──────── MATERIAL FOR THIS TASK ────────

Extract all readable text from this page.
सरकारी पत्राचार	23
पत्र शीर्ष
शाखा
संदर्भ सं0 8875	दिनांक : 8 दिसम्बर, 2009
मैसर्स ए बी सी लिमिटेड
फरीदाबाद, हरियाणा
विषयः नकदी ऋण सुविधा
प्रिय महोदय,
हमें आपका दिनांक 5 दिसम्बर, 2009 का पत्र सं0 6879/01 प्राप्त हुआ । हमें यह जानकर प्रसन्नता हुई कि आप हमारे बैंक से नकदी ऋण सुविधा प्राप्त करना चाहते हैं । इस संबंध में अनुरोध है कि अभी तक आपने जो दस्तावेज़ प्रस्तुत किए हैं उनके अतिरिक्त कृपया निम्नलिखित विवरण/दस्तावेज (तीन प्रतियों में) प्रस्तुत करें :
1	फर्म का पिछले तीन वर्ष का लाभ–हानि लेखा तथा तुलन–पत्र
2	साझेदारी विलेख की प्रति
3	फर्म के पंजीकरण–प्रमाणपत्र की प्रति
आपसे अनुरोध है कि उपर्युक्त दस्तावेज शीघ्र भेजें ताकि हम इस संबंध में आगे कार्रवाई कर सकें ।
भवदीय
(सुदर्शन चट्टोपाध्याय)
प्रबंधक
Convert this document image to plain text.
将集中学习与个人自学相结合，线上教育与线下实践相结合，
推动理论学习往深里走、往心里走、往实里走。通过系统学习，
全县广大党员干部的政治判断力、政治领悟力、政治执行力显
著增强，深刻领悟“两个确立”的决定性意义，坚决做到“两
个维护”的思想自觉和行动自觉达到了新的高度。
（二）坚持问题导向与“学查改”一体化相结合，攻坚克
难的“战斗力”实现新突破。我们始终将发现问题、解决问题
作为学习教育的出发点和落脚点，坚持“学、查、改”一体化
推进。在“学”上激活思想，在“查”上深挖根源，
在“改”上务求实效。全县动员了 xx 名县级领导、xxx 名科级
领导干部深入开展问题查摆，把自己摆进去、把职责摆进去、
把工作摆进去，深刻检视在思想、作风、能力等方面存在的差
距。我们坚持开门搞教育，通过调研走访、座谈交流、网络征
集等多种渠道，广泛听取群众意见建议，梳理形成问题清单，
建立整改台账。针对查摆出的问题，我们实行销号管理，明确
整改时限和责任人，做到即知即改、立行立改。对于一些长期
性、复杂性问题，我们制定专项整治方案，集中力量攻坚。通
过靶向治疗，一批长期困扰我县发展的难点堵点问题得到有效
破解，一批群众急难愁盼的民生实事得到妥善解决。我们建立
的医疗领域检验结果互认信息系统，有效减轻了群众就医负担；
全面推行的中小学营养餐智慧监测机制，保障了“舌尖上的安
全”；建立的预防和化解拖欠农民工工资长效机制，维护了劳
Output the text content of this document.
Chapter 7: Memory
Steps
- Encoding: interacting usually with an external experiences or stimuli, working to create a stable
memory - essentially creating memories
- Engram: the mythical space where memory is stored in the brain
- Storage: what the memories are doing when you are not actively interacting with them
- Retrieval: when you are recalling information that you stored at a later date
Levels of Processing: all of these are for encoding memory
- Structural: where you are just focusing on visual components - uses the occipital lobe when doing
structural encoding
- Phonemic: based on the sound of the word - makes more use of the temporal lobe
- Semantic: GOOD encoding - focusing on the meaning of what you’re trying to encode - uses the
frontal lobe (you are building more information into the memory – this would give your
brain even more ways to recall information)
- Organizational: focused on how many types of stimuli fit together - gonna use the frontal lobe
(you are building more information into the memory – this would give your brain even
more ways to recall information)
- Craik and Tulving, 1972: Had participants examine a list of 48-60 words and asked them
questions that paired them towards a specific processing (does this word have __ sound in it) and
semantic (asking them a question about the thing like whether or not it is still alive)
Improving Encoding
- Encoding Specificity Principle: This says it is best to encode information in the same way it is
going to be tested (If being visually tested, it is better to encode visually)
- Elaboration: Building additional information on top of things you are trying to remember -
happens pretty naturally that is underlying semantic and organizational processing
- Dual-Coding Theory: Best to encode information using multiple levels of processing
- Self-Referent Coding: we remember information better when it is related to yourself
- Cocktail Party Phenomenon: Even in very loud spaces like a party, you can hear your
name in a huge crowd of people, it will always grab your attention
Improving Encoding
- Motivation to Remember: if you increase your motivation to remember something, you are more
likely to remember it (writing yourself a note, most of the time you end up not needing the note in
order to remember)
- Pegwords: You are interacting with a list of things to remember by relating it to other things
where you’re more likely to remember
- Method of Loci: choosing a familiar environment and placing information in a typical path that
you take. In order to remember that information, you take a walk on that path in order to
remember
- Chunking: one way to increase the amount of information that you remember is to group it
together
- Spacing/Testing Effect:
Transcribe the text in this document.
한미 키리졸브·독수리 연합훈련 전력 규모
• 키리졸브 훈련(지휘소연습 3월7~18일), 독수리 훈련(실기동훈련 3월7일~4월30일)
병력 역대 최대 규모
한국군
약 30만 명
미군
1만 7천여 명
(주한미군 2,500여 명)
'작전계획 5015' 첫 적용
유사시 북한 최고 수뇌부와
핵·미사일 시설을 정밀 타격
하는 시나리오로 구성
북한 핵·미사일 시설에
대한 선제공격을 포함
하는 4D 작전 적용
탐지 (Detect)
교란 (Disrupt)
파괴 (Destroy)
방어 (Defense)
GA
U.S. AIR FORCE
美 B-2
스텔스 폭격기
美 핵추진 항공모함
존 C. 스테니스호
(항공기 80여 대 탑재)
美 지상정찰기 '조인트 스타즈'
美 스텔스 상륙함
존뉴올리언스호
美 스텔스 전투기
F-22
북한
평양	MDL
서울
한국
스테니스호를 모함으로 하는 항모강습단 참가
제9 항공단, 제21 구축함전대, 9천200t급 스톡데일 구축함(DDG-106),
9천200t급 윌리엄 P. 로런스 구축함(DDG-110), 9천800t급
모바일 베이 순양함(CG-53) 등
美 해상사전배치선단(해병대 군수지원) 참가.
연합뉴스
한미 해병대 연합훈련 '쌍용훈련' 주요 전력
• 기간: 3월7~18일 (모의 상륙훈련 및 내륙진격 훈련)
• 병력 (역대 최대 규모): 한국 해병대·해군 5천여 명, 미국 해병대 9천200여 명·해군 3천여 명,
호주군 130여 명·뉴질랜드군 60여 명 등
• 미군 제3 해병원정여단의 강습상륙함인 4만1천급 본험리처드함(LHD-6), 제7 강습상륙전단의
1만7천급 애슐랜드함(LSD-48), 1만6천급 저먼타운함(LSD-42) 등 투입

────────

▸ **WHAT TO WORK ON**: All of the material must be reproduced exactly.

▸ **OUTPUT FOR THIS EXERCISE**:
Extract all readable text from this page.
सरकारी पत्राचार	23
पत्र शीर्ष
शाखा
संदर्भ सं0 8875	दिनांक : 8 दिसम्बर, 2009
मैसर्स ए बी सी लिमिटेड
फरीदाबाद, हरियाणा
विषयः नकदी ऋण सुविधा
प्रिय महोदय,
हमें आपका दिनांक 5 दिसम्बर, 2009 का पत्र सं0 6879/01 प्राप्त हुआ । हमें यह जानकर प्रसन्नता हुई कि आप हमारे बैंक से नकदी ऋण सुविधा प्राप्त करना चाहते हैं । इस संबंध में अनुरोध है कि अभी तक आपने जो दस्तावेज़ प्रस्तुत किए हैं उनके अतिरिक्त कृपया निम्नलिखित विवरण/दस्तावेज (तीन प्रतियों में) प्रस्तुत करें :
1	फर्म का पिछले तीन वर्ष का लाभ–हानि लेखा तथा तुलन–पत्र
2	साझेदारी विलेख की प्रति
3	फर्म के पंजीकरण–प्रमाणपत्र की प्रति
आपसे अनुरोध है कि उपर्युक्त दस्तावेज शीघ्र भेजें ताकि हम इस संबंध में आगे कार्रवाई कर सकें ।
भवदीय
(सुदर्शन चट्टोपाध्याय)
प्रबंधक
Convert this document image to plain text.
将集中学习与个人自学相结合，线上教育与线下实践相结合，
推动理论学习往深里走、往心里走、往实里走。通过系统学习，
全县广大党员干部的政治判断力、政治领悟力、政治执行力显
著增强，深刻领悟“两个确立”的决定性意义，坚决做到“两
个维护”的思想自觉和行动自觉达到了新的高度。
（二）坚持问题导向与“学查改”一体化相结合，攻坚克
难的“战斗力”实现新突破。我们始终将发现问题、解决问题
作为学习教育的出发点和落脚点，坚持“学、查、改”一体化
推进。在“学”上激活思想，在“查”上深挖根源，
在“改”上务求实效。全县动员了 xx 名县级领导、xxx 名科级
领导干部深入开展问题查摆，把自己摆进去、把职责摆进去、
把工作摆进去，深刻检视在思想、作风、能力等方面存在的差
距。我们坚持开门搞教育，通过调研走访、座谈交流、网络征
集等多种渠道，广泛听取群众意见建议，梳理形成问题清单，
建立整改台账。针对查摆出的问题，我们实行销号管理，明确
整改时限和责任人，做到即知即改、立行立改。对于一些长期
性、复杂性问题，我们制定专项整治方案，集中力量攻坚。通
过靶向治疗，一批长期困扰我县发展的难点堵点问题得到有效
破解，一批群众急难愁盼的民生实事得到妥善解决。我们建立
的医疗领域检验结果互认信息系统，有效减轻了群众就医负担；
全面推行的中小学营养餐智慧监测机制，保障了“舌尖上的安
全”；建立的预防和化解拖欠农民工工资长效机制，维护了劳
Output the text content of this document.
Chapter 7: Memory
Steps
- Encoding: interacting usually with an external experiences or stimuli, working to create a stable
memory - essentially creating memories
- Engram: the mythical space where memory is stored in the brain
- Storage: what the memories are doing when you are not actively interacting with them
- Retrieval: when you are recalling information that you stored at a later date
Levels of Processing: all of these are for encoding memory
- Structural: where you are just focusing on visual components - uses the occipital lobe when doing
structural encoding
- Phonemic: based on the sound of the word - makes more use of the temporal lobe
- Semantic: GOOD encoding - focusing on the meaning of what you’re trying to encode - uses the
frontal lobe (you are building more information into the memory – this would give your
brain even more ways to recall information)
- Organizational: focused on how many types of stimuli fit together - gonna use the frontal lobe
(you are building more information into the memory – this would give your brain even
more ways to recall information)
- Craik and Tulving, 1972: Had participants examine a list of 48-60 words and asked them
questions that paired them towards a specific processing (does this word have __ sound in it) and
semantic (asking them a question about the thing like whether or not it is still alive)
Improving Encoding
- Encoding Specificity Principle: This says it is best to encode information in the same way it is
going to be tested (If being visually tested, it is better to encode visually)
- Elaboration: Building additional information on top of things you are trying to remember -
happens pretty naturally that is underlying semantic and organizational processing
- Dual-Coding Theory: Best to encode information using multiple levels of processing
- Self-Referent Coding: we remember information better when it is related to yourself
- Cocktail Party Phenomenon: Even in very loud spaces like a party, you can hear your
name in a huge crowd of people, it will always grab your attention
Improving Encoding
- Motivation to Remember: if you increase your motivation to remember something, you are more
likely to remember it (writing yourself a note, most of the time you end up not needing the note in
order to remember)
- Pegwords: You are interacting with a list of things to remember by relating it to other things
where you’re more likely to remember
- Method of Loci: choosing a familiar environment and placing information in a typical path that
you take. In order to remember that information, you take a walk on that path in order to
remember
- Chunking: one way to increase the amount of information that you remember is to group it
together
- Spacing/Testing Effect:
Transcribe the text in this document.
한미 키리졸브·독수리 연합훈련 전력 규모
• 키리졸브 훈련(지휘소연습 3월7~18일), 독수리 훈련(실기동훈련 3월7일~4월30일)
병력 역대 최대 규모
한국군
약 30만 명
미군
1만 7천여 명
(주한미군 2,500여 명)
'작전계획 5015' 첫 적용
유사시 북한 최고 수뇌부와
핵·미사일 시설을 정밀 타격
하는 시나리오로 구성
북한 핵·미사일 시설에
대한 선제공격을 포함
하는 4D 작전 적용
탐지 (Detect)
교란 (Disrupt)
파괴 (Destroy)
방어 (Defense)
GA
U.S. AIR FORCE
美 B-2
스텔스 폭격기
美 핵추진 항공모함
존 C. 스테니스호
(항공기 80여 대 탑재)
美 지상정찰기 '조인트 스타즈'
美 스텔스 상륙함
존뉴올리언스호
美 스텔스 전투기
F-22
북한
평양	MDL
서울
한국
스테니스호를 모함으로 하는 항모강습단 참가
제9 항공단, 제21 구축함전대, 9천200t급 스톡데일 구축함(DDG-106),
9천200t급 윌리엄 P. 로런스 구축함(DDG-110), 9천800t급
모바일 베이 순양함(CG-53) 등
美 해상사전배치선단(해병대 군수지원) 참가.
연합뉴스
한미 해병대 연합훈련 '쌍용훈련' 주요 전력
• 기간: 3월7~18일 (모의 상륙훈련 및 내륙진격 훈련)
• 병력 (역대 최대 규모): 한국 해병대·해군 5천여 명, 미국 해병대 9천200여 명·해군 3천여 명,
호주군 130여 명·뉴질랜드군 60여 명 등
• 미군 제3 해병원정여단의 강습상륙함인 4만1천급 본험리처드함(LHD-6), 제7 강습상륙전단의
1만7천급 애슐랜드함(LSD-48), 1만6천급 저먼타운함(LSD-42) 등 투입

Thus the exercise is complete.